TASK DESCRIPTION:
Copy out all lines that hold "treści".

Excerpt from a dataset

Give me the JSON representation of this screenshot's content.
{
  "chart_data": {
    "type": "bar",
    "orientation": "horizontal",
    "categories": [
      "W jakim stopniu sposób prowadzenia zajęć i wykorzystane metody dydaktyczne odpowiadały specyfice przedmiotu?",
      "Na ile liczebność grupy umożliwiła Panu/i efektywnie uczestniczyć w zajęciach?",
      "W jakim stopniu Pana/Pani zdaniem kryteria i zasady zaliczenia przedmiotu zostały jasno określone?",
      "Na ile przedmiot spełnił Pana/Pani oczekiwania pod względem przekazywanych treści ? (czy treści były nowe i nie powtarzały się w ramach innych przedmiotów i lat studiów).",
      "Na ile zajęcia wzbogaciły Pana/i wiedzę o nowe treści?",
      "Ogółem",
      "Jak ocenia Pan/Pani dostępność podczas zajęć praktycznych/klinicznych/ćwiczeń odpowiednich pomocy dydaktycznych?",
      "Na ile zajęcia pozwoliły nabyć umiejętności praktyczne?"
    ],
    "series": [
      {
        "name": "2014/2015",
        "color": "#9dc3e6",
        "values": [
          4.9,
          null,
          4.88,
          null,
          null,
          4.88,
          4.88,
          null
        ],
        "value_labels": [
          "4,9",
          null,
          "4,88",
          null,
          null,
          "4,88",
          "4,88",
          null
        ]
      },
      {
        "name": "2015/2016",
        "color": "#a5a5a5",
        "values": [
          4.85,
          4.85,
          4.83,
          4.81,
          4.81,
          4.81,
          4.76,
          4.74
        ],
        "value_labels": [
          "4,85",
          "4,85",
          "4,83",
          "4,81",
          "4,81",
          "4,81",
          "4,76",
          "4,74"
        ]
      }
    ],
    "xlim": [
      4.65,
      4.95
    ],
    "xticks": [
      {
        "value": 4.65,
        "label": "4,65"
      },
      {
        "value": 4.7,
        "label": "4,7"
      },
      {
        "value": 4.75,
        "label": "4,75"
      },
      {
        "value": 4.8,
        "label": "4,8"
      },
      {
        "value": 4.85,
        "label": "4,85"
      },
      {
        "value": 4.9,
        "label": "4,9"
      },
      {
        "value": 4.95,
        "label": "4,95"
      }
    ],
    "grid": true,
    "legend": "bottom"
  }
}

TASK ANSWER:
      "Na ile przedmiot spełnił Pana/Pani oczekiwania pod względem przekazywanych treści ? (czy treści były nowe i nie powtarzały się w ramach innych przedmiotów i lat studiów).",
      "Na ile zajęcia wzbogaciły Pana/i wiedzę o nowe treści?",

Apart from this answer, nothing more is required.